What is the number of lines in the data holding the word "gauche"? Give that number by itself.

• _Data entries_

++++++++++++++++++++

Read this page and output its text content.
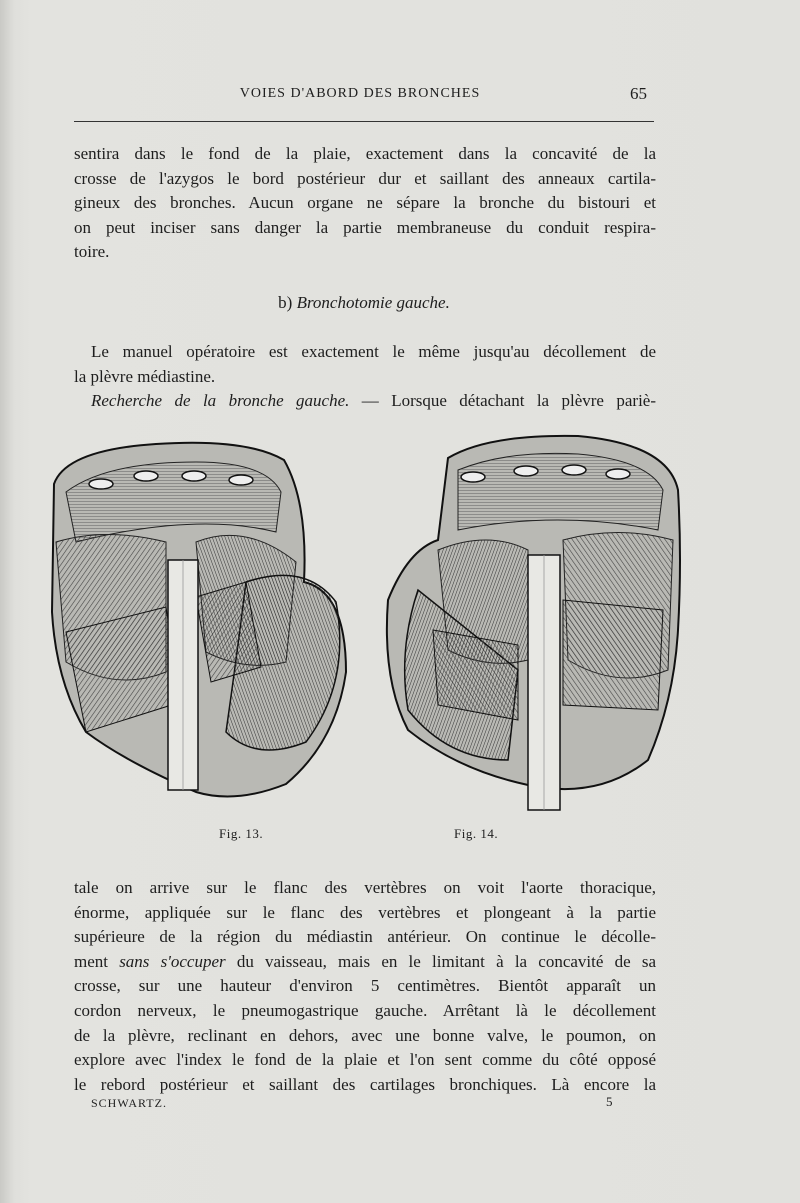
VOIES D'ABORD DES BRONCHES	65
sentira dans le fond de la plaie, exactement dans la concavité de la
crosse de l'azygos le bord postérieur dur et saillant des anneaux cartila-
gineux des bronches. Aucun organe ne sépare la bronche du bistouri et
on peut inciser sans danger la partie membraneuse du conduit respira-
toire.
b) Bronchotomie gauche.
Le manuel opératoire est exactement le même jusqu'au décollement de
la plèvre médiastine.
Recherche de la bronche gauche. — Lorsque détachant la plèvre pariè-
Fig. 13.	Fig. 14.
tale on arrive sur le flanc des vertèbres on voit l'aorte thoracique,
énorme, appliquée sur le flanc des vertèbres et plongeant à la partie
supérieure de la région du médiastin antérieur. On continue le décolle-
ment sans s'occuper du vaisseau, mais en le limitant à la concavité de sa
crosse, sur une hauteur d'environ 5 centimètres. Bientôt apparaît un
cordon nerveux, le pneumogastrique gauche. Arrêtant là le décollement
de la plèvre, reclinant en dehors, avec une bonne valve, le poumon, on
explore avec l'index le fond de la plaie et l'on sent comme du côté opposé
le rebord postérieur et saillant des cartilages bronchiques. Là encore la
SCHWARTZ.	5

++++++++++++++++++++

• _Response to the task_
3